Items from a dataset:
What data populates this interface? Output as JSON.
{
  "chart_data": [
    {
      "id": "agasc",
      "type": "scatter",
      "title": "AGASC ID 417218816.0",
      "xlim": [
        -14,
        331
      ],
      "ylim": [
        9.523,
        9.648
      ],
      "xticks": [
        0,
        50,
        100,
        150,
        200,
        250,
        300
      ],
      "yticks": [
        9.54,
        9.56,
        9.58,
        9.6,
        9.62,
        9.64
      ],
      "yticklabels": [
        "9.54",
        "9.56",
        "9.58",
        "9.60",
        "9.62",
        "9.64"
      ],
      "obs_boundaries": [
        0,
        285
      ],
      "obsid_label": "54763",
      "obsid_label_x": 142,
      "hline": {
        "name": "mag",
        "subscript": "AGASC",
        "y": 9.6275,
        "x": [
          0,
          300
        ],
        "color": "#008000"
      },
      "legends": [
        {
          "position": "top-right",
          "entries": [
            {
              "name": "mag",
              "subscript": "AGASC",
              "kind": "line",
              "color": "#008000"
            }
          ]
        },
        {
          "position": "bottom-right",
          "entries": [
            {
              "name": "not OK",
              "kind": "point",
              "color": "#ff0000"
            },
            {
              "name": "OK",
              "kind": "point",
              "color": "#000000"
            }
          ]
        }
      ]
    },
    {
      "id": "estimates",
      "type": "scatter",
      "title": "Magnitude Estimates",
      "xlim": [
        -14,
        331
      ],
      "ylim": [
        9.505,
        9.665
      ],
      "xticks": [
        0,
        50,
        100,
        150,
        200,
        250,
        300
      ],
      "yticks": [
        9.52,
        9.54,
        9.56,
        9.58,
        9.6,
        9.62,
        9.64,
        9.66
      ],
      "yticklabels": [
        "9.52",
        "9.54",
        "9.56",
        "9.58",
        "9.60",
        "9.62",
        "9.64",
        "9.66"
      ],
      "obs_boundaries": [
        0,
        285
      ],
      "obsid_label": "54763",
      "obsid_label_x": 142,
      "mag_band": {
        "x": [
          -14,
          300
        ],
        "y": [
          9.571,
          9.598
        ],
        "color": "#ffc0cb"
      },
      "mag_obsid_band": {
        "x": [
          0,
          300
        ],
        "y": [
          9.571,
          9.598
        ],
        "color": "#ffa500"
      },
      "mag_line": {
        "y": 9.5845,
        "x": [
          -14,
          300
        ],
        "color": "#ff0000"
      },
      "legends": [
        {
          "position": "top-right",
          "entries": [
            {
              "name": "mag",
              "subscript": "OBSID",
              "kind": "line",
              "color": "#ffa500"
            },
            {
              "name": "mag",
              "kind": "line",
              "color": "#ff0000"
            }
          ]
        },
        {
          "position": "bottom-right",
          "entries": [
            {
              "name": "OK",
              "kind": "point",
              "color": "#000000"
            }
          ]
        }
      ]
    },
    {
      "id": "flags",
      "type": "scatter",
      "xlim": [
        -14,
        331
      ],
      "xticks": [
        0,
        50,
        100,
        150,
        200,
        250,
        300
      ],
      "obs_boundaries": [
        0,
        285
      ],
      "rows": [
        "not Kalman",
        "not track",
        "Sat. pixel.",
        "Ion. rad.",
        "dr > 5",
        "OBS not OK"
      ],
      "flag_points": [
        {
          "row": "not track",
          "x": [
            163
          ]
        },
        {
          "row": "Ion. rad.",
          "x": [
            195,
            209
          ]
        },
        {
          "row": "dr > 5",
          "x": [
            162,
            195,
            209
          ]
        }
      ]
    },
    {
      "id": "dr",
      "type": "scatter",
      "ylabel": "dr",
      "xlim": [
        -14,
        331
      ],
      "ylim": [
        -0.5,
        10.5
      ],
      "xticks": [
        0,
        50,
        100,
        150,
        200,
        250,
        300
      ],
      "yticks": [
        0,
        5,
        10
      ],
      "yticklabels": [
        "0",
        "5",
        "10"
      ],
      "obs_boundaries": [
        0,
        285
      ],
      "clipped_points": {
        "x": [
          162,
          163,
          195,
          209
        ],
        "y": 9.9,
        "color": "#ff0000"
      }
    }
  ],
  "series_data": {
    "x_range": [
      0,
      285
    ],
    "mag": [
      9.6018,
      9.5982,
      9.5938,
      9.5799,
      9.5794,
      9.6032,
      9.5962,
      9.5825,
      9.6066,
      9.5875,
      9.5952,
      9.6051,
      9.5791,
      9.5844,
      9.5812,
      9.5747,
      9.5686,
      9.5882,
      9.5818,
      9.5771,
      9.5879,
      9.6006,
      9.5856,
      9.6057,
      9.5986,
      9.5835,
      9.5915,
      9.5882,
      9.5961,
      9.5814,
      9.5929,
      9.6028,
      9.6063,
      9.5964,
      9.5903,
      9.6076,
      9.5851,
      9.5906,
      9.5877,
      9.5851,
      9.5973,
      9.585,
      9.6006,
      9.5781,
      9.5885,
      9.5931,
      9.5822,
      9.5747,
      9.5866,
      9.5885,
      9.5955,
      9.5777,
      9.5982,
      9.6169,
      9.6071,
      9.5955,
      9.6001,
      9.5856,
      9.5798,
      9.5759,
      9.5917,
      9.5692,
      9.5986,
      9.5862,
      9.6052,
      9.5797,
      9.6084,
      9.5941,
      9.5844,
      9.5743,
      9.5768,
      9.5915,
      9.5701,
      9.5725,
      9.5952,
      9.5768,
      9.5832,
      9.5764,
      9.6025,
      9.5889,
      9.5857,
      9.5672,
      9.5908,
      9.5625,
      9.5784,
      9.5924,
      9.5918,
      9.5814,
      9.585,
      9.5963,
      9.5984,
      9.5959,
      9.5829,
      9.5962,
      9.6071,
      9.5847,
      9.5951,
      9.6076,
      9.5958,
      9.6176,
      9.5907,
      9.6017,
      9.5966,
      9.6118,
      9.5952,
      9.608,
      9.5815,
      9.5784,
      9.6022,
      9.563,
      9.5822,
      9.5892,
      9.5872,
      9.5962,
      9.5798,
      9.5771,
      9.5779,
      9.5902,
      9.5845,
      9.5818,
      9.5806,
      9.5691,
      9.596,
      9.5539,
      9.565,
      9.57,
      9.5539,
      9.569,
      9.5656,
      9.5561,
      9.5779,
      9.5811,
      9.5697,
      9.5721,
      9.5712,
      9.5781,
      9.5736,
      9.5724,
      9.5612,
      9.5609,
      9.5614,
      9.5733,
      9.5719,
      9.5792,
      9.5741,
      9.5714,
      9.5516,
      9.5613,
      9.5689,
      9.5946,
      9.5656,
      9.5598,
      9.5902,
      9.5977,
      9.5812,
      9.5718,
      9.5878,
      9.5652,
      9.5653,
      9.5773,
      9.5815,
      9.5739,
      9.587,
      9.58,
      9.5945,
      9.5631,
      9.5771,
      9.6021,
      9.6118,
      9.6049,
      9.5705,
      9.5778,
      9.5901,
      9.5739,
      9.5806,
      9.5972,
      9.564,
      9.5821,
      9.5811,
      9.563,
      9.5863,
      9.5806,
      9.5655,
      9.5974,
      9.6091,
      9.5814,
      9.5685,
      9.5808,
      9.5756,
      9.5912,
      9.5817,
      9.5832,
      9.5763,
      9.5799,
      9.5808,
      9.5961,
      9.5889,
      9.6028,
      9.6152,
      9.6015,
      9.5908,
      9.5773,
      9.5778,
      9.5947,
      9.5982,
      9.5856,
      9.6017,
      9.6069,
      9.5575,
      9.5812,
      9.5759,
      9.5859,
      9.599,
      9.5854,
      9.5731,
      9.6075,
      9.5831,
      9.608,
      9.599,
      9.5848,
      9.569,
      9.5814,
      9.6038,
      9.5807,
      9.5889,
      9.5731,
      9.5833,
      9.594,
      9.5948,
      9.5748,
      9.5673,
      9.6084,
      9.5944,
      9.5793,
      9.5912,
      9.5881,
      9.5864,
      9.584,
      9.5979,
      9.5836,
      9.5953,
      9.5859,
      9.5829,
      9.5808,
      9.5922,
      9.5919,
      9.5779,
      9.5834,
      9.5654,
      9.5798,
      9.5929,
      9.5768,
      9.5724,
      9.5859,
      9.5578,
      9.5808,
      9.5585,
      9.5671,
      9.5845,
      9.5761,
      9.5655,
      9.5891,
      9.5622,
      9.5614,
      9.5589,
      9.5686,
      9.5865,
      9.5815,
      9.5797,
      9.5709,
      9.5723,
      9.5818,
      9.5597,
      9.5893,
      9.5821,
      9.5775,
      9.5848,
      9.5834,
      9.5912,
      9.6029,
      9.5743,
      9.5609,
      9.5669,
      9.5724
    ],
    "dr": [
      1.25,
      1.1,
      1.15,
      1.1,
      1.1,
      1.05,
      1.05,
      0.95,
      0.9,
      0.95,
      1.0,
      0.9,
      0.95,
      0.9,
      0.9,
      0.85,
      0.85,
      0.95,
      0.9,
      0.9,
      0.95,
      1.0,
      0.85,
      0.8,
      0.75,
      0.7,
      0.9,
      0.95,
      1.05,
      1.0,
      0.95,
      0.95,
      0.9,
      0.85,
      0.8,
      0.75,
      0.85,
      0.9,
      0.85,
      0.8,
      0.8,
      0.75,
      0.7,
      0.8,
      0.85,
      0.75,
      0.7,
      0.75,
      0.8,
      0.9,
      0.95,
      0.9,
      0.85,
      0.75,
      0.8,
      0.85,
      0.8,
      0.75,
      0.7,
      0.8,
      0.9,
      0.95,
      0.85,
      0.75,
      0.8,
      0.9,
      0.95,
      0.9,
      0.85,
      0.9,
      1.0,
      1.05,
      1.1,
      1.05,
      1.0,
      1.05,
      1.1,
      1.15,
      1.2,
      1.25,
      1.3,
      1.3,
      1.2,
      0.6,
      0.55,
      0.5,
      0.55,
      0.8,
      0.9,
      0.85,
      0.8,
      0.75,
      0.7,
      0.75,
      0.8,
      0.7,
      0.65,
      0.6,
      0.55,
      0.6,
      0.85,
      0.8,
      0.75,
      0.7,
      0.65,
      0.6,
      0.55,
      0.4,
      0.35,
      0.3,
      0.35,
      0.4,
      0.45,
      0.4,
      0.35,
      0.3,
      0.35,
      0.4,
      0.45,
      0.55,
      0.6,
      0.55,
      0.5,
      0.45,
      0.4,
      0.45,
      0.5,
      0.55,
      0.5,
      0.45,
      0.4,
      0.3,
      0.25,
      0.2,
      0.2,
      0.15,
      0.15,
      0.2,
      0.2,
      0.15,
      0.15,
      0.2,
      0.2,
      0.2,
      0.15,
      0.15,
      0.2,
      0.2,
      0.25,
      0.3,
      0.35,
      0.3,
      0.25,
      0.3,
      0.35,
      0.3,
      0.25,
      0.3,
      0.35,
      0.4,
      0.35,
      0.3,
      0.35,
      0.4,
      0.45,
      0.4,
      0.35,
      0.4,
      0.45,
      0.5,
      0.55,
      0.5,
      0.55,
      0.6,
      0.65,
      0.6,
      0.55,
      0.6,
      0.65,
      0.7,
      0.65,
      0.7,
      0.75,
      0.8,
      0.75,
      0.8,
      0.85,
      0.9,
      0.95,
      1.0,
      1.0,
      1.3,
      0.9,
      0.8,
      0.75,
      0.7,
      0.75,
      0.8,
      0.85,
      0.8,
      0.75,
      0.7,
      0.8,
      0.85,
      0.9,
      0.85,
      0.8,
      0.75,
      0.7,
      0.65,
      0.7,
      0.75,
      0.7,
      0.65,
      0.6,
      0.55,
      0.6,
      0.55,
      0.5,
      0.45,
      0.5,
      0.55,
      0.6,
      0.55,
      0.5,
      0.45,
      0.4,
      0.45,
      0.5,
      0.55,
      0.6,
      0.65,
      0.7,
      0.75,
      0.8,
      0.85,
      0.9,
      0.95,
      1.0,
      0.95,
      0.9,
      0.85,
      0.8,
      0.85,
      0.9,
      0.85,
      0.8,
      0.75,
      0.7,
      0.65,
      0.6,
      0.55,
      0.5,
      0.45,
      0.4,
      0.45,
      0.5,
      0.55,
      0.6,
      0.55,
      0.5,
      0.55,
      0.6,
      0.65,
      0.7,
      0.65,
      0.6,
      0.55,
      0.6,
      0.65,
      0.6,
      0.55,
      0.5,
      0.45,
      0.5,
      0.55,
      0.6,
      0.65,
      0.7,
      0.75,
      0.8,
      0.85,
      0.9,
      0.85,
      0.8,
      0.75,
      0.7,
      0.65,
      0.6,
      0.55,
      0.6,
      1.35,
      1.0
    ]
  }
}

Job: Copy the lines from the entries above in which the word "color" appears.

Solution to the problem:
        "color": "#008000"
              "color": "#008000"
              "color": "#ff0000"
              "color": "#000000"
        "color": "#ffc0cb"
        "color": "#ffa500"
        "color": "#ff0000"
              "color": "#ffa500"
              "color": "#ff0000"
              "color": "#000000"
        "color": "#ff0000"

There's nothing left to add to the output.